╭─ RECORD SET

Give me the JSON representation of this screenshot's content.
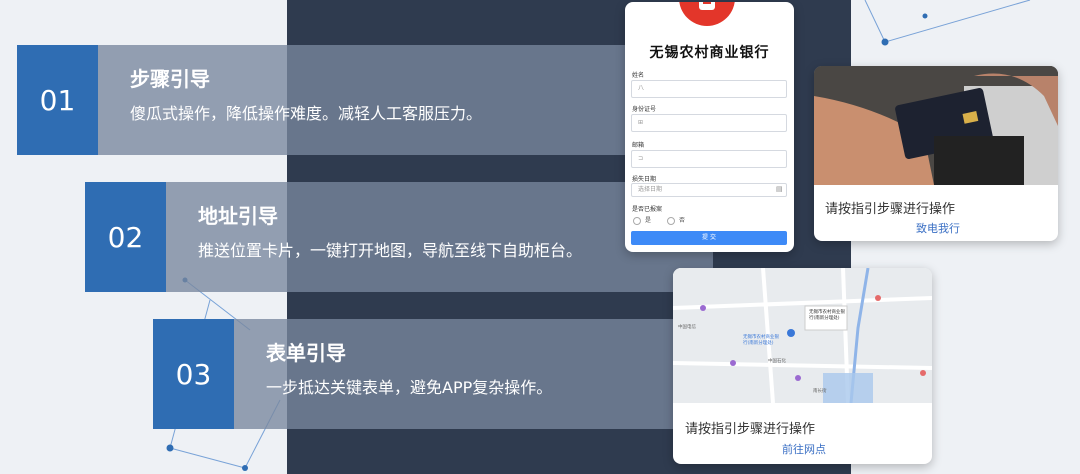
{
  "steps": [
    {
      "num": "01",
      "title": "步骤引导",
      "desc": "傻瓜式操作，降低操作难度。减轻人工客服压力。"
    },
    {
      "num": "02",
      "title": "地址引导",
      "desc": "推送位置卡片，一键打开地图，导航至线下自助柜台。"
    },
    {
      "num": "03",
      "title": "表单引导",
      "desc": "一步抵达关键表单，避免APP复杂操作。"
    }
  ],
  "form_card": {
    "bank_name": "无锡农村商业银行",
    "fields": [
      {
        "label": "姓名",
        "value": "八"
      },
      {
        "label": "身份证号",
        "value": "⊞"
      },
      {
        "label": "邮箱",
        "value": "⊐"
      },
      {
        "label": "损失日期",
        "value": "选择日期"
      }
    ],
    "question": "是否已报案",
    "options": [
      "是",
      "否"
    ],
    "submit": "提 交",
    "colors": {
      "logo": "#e3362a",
      "button": "#3d8af7"
    }
  },
  "photo_card": {
    "text": "请按指引步骤进行操作",
    "link": "致电我行"
  },
  "map_card": {
    "text": "请按指引步骤进行操作",
    "link": "前往网点",
    "map_labels": [
      "无锡市农村商业银行(南新分理处)",
      "无锡市农村商业银行(南新分理处)",
      "中国电信",
      "中国石化",
      "南长街"
    ]
  },
  "colors": {
    "panel": "#2f3b4f",
    "number_block": "#2f6db3",
    "bg": "#eef1f5"
  }
}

╰─

TASK OBJECTIVE:
Using the entries above, return each line that includes the word "desc".

RESPONSE TO THIS TASK:
      "desc": "傻瓜式操作，降低操作难度。减轻人工客服压力。"
      "desc": "推送位置卡片，一键打开地图，导航至线下自助柜台。"
      "desc": "一步抵达关键表单，避免APP复杂操作。"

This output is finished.